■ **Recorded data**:
'''

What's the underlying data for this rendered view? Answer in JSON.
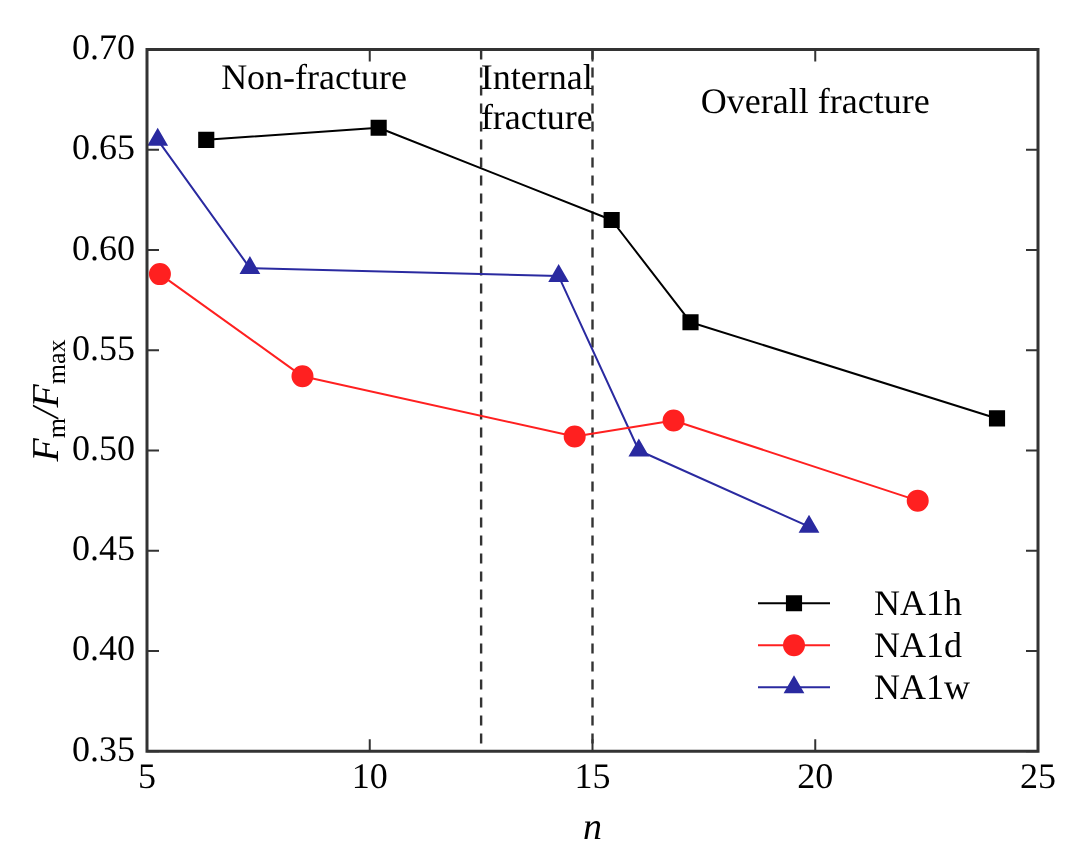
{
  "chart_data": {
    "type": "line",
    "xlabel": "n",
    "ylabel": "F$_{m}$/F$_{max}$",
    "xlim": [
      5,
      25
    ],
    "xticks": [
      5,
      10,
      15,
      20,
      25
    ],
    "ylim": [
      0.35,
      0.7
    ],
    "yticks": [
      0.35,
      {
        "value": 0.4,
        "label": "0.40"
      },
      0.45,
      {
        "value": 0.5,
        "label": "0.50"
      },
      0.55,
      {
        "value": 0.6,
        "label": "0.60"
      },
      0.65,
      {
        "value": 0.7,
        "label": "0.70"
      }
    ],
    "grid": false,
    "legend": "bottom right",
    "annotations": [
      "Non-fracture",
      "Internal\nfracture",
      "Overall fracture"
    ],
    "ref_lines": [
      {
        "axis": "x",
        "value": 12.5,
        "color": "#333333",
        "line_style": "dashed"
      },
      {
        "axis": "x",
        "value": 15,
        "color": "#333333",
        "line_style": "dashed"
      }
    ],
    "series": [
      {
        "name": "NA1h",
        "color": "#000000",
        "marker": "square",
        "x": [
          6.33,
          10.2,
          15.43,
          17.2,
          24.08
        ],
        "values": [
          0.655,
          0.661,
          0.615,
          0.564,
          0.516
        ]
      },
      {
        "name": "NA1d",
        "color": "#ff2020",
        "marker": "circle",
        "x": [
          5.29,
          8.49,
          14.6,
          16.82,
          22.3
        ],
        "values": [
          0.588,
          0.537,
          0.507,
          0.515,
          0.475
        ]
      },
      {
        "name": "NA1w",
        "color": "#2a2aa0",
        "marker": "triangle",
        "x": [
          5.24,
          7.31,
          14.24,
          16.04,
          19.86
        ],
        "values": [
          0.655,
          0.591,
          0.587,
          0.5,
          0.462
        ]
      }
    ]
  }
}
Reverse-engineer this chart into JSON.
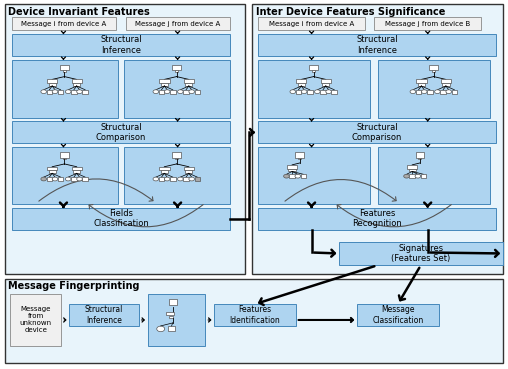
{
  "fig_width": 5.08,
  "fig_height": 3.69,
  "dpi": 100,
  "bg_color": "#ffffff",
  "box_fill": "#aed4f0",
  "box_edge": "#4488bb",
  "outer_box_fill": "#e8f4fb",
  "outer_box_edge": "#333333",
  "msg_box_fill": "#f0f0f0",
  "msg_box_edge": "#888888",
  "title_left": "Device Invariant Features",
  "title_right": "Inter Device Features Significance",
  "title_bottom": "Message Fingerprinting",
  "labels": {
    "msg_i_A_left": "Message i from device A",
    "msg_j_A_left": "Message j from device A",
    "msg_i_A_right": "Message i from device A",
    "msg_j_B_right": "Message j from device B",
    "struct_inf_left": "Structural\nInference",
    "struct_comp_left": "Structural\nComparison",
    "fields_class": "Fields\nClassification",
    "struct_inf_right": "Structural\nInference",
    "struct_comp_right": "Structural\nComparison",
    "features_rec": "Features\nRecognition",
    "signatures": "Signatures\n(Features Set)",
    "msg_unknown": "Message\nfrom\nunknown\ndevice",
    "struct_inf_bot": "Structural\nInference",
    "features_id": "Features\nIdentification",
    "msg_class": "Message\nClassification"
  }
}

'''

■ **TASK TO COMPLETE**:
Leave out the pictures and transcribe everything else exactly.

■ **RESPONSE TO THIS EXERCISE**:
What's the underlying data for this rendered view? Answer in JSON.
{
  "chart_data": {
    "type": "line",
    "xlabel": "n",
    "ylabel": "F$_{m}$/F$_{max}$",
    "xlim": [
      5,
      25
    ],
    "xticks": [
      5,
      10,
      15,
      20,
      25
    ],
    "ylim": [
      0.35,
      0.7
    ],
    "yticks": [
      0.35,
      {
        "value": 0.4,
        "label": "0.40"
      },
      0.45,
      {
        "value": 0.5,
        "label": "0.50"
      },
      0.55,
      {
        "value": 0.6,
        "label": "0.60"
      },
      0.65,
      {
        "value": 0.7,
        "label": "0.70"
      }
    ],
    "grid": false,
    "legend": "bottom right",
    "annotations": [
      "Non-fracture",
      "Internal\nfracture",
      "Overall fracture"
    ],
    "ref_lines": [
      {
        "axis": "x",
        "value": 12.5,
        "color": "#333333",
        "line_style": "dashed"
      },
      {
        "axis": "x",
        "value": 15,
        "color": "#333333",
        "line_style": "dashed"
      }
    ],
    "series": [
      {
        "name": "NA1h",
        "color": "#000000",
        "marker": "square",
        "x": [
          6.33,
          10.2,
          15.43,
          17.2,
          24.08
        ],
        "values": [
          0.655,
          0.661,
          0.615,
          0.564,
          0.516
        ]
      },
      {
        "name": "NA1d",
        "color": "#ff2020",
        "marker": "circle",
        "x": [
          5.29,
          8.49,
          14.6,
          16.82,
          22.3
        ],
        "values": [
          0.588,
          0.537,
          0.507,
          0.515,
          0.475
        ]
      },
      {
        "name": "NA1w",
        "color": "#2a2aa0",
        "marker": "triangle",
        "x": [
          5.24,
          7.31,
          14.24,
          16.04,
          19.86
        ],
        "values": [
          0.655,
          0.591,
          0.587,
          0.5,
          0.462
        ]
      }
    ]
  }
}
Reverse-engineer this chart into JSON.
{
  "fig_width": 5.08,
  "fig_height": 3.69,
  "dpi": 100,
  "bg_color": "#ffffff",
  "box_fill": "#aed4f0",
  "box_edge": "#4488bb",
  "outer_box_fill": "#e8f4fb",
  "outer_box_edge": "#333333",
  "msg_box_fill": "#f0f0f0",
  "msg_box_edge": "#888888",
  "title_left": "Device Invariant Features",
  "title_right": "Inter Device Features Significance",
  "title_bottom": "Message Fingerprinting",
  "labels": {
    "msg_i_A_left": "Message i from device A",
    "msg_j_A_left": "Message j from device A",
    "msg_i_A_right": "Message i from device A",
    "msg_j_B_right": "Message j from device B",
    "struct_inf_left": "Structural\nInference",
    "struct_comp_left": "Structural\nComparison",
    "fields_class": "Fields\nClassification",
    "struct_inf_right": "Structural\nInference",
    "struct_comp_right": "Structural\nComparison",
    "features_rec": "Features\nRecognition",
    "signatures": "Signatures\n(Features Set)",
    "msg_unknown": "Message\nfrom\nunknown\ndevice",
    "struct_inf_bot": "Structural\nInference",
    "features_id": "Features\nIdentification",
    "msg_class": "Message\nClassification"
  }
}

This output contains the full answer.